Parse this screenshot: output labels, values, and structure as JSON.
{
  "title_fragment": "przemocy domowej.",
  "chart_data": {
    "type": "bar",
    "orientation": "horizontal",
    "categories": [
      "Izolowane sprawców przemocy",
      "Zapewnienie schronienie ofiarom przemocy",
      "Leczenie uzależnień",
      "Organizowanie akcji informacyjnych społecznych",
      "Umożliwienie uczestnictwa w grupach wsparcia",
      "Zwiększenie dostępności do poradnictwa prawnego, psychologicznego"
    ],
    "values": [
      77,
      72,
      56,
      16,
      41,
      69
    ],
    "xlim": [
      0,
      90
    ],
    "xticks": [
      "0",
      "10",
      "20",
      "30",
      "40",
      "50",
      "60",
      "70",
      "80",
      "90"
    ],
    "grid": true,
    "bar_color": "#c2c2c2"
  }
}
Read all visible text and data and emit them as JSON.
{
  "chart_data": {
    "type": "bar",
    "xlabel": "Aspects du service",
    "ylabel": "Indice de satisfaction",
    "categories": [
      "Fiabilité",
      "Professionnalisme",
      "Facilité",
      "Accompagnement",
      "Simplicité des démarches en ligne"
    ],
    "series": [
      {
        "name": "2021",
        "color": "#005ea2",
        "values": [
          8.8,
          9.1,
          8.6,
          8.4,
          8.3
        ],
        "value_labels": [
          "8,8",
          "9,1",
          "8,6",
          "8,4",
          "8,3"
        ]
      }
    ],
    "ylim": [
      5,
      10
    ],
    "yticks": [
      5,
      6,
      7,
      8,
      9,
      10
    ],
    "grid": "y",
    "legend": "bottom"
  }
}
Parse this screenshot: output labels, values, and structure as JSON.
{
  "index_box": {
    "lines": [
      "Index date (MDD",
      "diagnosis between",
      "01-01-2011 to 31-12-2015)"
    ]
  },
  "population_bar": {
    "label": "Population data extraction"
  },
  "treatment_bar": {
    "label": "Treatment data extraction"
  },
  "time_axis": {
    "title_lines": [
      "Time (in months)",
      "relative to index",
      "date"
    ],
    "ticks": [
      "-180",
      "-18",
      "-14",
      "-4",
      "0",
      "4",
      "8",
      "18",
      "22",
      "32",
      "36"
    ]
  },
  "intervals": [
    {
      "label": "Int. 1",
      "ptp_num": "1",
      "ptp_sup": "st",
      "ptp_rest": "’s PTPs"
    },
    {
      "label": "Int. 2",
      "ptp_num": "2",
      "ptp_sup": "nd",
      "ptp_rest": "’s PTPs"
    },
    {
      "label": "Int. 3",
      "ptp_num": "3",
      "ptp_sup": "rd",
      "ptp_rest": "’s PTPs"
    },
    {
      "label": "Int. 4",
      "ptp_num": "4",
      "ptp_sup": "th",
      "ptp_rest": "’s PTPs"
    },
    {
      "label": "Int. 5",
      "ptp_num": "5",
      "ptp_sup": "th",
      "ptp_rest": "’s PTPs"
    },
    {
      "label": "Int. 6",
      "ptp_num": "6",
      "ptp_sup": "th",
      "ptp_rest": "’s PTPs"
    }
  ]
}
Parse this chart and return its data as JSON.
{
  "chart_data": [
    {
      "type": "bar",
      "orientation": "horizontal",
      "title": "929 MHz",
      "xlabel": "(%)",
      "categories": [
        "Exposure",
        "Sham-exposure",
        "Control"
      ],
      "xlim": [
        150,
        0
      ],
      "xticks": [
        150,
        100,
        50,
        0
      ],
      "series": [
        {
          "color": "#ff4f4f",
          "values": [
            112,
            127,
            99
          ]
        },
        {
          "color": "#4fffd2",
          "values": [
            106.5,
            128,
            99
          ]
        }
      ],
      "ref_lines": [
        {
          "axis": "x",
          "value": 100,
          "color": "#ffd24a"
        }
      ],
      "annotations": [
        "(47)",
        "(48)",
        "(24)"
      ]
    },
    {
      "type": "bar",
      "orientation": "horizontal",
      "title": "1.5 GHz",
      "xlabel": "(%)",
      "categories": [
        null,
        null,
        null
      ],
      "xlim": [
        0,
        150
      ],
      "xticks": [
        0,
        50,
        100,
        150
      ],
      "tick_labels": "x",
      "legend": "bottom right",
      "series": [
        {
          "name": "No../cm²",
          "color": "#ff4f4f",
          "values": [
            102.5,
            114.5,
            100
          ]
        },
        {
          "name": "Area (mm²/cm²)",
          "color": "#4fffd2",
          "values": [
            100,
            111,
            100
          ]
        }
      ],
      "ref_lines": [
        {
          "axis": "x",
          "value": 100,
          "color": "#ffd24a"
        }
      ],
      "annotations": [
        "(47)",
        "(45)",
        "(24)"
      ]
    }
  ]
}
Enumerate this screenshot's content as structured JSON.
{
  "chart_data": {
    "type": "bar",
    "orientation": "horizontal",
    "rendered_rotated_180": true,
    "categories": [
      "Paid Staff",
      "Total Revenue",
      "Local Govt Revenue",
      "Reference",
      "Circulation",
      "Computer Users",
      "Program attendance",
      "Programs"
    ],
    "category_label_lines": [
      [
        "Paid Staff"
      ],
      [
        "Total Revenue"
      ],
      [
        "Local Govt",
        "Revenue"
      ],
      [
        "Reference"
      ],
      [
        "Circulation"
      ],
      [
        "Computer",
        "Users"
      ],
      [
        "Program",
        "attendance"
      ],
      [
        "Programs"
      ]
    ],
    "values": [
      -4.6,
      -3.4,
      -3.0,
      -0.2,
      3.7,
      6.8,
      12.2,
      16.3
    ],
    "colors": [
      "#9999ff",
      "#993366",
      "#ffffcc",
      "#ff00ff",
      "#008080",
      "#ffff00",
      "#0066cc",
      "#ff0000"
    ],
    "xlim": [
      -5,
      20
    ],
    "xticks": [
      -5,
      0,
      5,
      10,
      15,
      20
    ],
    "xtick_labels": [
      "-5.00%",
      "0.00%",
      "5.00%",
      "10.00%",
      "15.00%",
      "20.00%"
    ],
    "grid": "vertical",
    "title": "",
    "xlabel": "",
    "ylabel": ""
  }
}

☆ ☆ ☆ ☆ ☆ ☆ ☆

■ TASK TO CARRY OUT: Repeat all entries. Match them exactly.

■ REPLY TO THE EXERCISE:
Parse this screenshot: output labels, values, and structure as JSON.
{
  "title_fragment": "przemocy domowej.",
  "chart_data": {
    "type": "bar",
    "orientation": "horizontal",
    "categories": [
      "Izolowane sprawców przemocy",
      "Zapewnienie schronienie ofiarom przemocy",
      "Leczenie uzależnień",
      "Organizowanie akcji informacyjnych społecznych",
      "Umożliwienie uczestnictwa w grupach wsparcia",
      "Zwiększenie dostępności do poradnictwa prawnego, psychologicznego"
    ],
    "values": [
      77,
      72,
      56,
      16,
      41,
      69
    ],
    "xlim": [
      0,
      90
    ],
    "xticks": [
      "0",
      "10",
      "20",
      "30",
      "40",
      "50",
      "60",
      "70",
      "80",
      "90"
    ],
    "grid": true,
    "bar_color": "#c2c2c2"
  }
}
Read all visible text and data and emit them as JSON.
{
  "chart_data": {
    "type": "bar",
    "xlabel": "Aspects du service",
    "ylabel": "Indice de satisfaction",
    "categories": [
      "Fiabilité",
      "Professionnalisme",
      "Facilité",
      "Accompagnement",
      "Simplicité des démarches en ligne"
    ],
    "series": [
      {
        "name": "2021",
        "color": "#005ea2",
        "values": [
          8.8,
          9.1,
          8.6,
          8.4,
          8.3
        ],
        "value_labels": [
          "8,8",
          "9,1",
          "8,6",
          "8,4",
          "8,3"
        ]
      }
    ],
    "ylim": [
      5,
      10
    ],
    "yticks": [
      5,
      6,
      7,
      8,
      9,
      10
    ],
    "grid": "y",
    "legend": "bottom"
  }
}
Parse this screenshot: output labels, values, and structure as JSON.
{
  "index_box": {
    "lines": [
      "Index date (MDD",
      "diagnosis between",
      "01-01-2011 to 31-12-2015)"
    ]
  },
  "population_bar": {
    "label": "Population data extraction"
  },
  "treatment_bar": {
    "label": "Treatment data extraction"
  },
  "time_axis": {
    "title_lines": [
      "Time (in months)",
      "relative to index",
      "date"
    ],
    "ticks": [
      "-180",
      "-18",
      "-14",
      "-4",
      "0",
      "4",
      "8",
      "18",
      "22",
      "32",
      "36"
    ]
  },
  "intervals": [
    {
      "label": "Int. 1",
      "ptp_num": "1",
      "ptp_sup": "st",
      "ptp_rest": "’s PTPs"
    },
    {
      "label": "Int. 2",
      "ptp_num": "2",
      "ptp_sup": "nd",
      "ptp_rest": "’s PTPs"
    },
    {
      "label": "Int. 3",
      "ptp_num": "3",
      "ptp_sup": "rd",
      "ptp_rest": "’s PTPs"
    },
    {
      "label": "Int. 4",
      "ptp_num": "4",
      "ptp_sup": "th",
      "ptp_rest": "’s PTPs"
    },
    {
      "label": "Int. 5",
      "ptp_num": "5",
      "ptp_sup": "th",
      "ptp_rest": "’s PTPs"
    },
    {
      "label": "Int. 6",
      "ptp_num": "6",
      "ptp_sup": "th",
      "ptp_rest": "’s PTPs"
    }
  ]
}
Parse this chart and return its data as JSON.
{
  "chart_data": [
    {
      "type": "bar",
      "orientation": "horizontal",
      "title": "929 MHz",
      "xlabel": "(%)",
      "categories": [
        "Exposure",
        "Sham-exposure",
        "Control"
      ],
      "xlim": [
        150,
        0
      ],
      "xticks": [
        150,
        100,
        50,
        0
      ],
      "series": [
        {
          "color": "#ff4f4f",
          "values": [
            112,
            127,
            99
          ]
        },
        {
          "color": "#4fffd2",
          "values": [
            106.5,
            128,
            99
          ]
        }
      ],
      "ref_lines": [
        {
          "axis": "x",
          "value": 100,
          "color": "#ffd24a"
        }
      ],
      "annotations": [
        "(47)",
        "(48)",
        "(24)"
      ]
    },
    {
      "type": "bar",
      "orientation": "horizontal",
      "title": "1.5 GHz",
      "xlabel": "(%)",
      "categories": [
        null,
        null,
        null
      ],
      "xlim": [
        0,
        150
      ],
      "xticks": [
        0,
        50,
        100,
        150
      ],
      "tick_labels": "x",
      "legend": "bottom right",
      "series": [
        {
          "name": "No../cm²",
          "color": "#ff4f4f",
          "values": [
            102.5,
            114.5,
            100
          ]
        },
        {
          "name": "Area (mm²/cm²)",
          "color": "#4fffd2",
          "values": [
            100,
            111,
            100
          ]
        }
      ],
      "ref_lines": [
        {
          "axis": "x",
          "value": 100,
          "color": "#ffd24a"
        }
      ],
      "annotations": [
        "(47)",
        "(45)",
        "(24)"
      ]
    }
  ]
}
Enumerate this screenshot's content as structured JSON.
{
  "chart_data": {
    "type": "bar",
    "orientation": "horizontal",
    "rendered_rotated_180": true,
    "categories": [
      "Paid Staff",
      "Total Revenue",
      "Local Govt Revenue",
      "Reference",
      "Circulation",
      "Computer Users",
      "Program attendance",
      "Programs"
    ],
    "category_label_lines": [
      [
        "Paid Staff"
      ],
      [
        "Total Revenue"
      ],
      [
        "Local Govt",
        "Revenue"
      ],
      [
        "Reference"
      ],
      [
        "Circulation"
      ],
      [
        "Computer",
        "Users"
      ],
      [
        "Program",
        "attendance"
      ],
      [
        "Programs"
      ]
    ],
    "values": [
      -4.6,
      -3.4,
      -3.0,
      -0.2,
      3.7,
      6.8,
      12.2,
      16.3
    ],
    "colors": [
      "#9999ff",
      "#993366",
      "#ffffcc",
      "#ff00ff",
      "#008080",
      "#ffff00",
      "#0066cc",
      "#ff0000"
    ],
    "xlim": [
      -5,
      20
    ],
    "xticks": [
      -5,
      0,
      5,
      10,
      15,
      20
    ],
    "xtick_labels": [
      "-5.00%",
      "0.00%",
      "5.00%",
      "10.00%",
      "15.00%",
      "20.00%"
    ],
    "grid": "vertical",
    "title": "",
    "xlabel": "",
    "ylabel": ""
  }
}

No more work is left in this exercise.